Dataset records:
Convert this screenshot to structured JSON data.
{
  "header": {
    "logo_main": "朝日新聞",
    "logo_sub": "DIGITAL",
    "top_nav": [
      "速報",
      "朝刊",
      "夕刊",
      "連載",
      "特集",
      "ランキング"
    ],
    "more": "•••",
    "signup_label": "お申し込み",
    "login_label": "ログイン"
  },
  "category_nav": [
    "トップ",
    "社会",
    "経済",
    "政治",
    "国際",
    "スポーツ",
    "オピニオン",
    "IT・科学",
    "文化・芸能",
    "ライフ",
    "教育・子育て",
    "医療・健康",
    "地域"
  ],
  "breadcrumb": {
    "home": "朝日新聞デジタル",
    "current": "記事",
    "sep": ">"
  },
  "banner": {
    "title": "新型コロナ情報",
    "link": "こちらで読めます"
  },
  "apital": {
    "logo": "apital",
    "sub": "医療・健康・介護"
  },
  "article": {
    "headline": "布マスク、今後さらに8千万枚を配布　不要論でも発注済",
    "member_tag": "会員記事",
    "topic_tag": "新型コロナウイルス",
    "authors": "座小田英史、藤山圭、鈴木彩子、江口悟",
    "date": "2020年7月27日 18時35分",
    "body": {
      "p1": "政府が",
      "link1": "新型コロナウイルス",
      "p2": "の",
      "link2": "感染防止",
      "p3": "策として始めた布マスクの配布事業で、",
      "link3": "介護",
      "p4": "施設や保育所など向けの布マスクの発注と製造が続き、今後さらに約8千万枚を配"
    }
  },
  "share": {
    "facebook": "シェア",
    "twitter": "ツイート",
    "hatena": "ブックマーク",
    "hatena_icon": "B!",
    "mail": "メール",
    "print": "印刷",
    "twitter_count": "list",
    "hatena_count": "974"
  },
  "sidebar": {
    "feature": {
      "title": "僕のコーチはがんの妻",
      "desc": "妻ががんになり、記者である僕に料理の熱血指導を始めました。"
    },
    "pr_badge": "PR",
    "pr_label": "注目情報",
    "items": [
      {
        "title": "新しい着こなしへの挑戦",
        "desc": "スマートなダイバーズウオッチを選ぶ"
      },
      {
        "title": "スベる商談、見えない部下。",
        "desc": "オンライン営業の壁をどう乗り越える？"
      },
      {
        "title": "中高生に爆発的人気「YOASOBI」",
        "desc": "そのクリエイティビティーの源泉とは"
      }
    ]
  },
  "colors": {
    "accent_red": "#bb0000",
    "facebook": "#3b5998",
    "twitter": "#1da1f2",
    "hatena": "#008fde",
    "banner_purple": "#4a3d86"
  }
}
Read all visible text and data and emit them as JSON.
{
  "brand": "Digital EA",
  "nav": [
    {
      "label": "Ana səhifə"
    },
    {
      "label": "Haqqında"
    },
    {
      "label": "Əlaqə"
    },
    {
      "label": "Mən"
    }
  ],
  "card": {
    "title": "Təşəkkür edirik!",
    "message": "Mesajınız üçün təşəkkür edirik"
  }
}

What the task asks: Pick each line holding the word "desc" out of the listing.

The response:
      "desc": "妻ががんになり、記者である僕に料理の熱血指導を始めました。"
        "desc": "スマートなダイバーズウオッチを選ぶ"
        "desc": "オンライン営業の壁をどう乗り越える？"
        "desc": "そのクリエイティビティーの源泉とは"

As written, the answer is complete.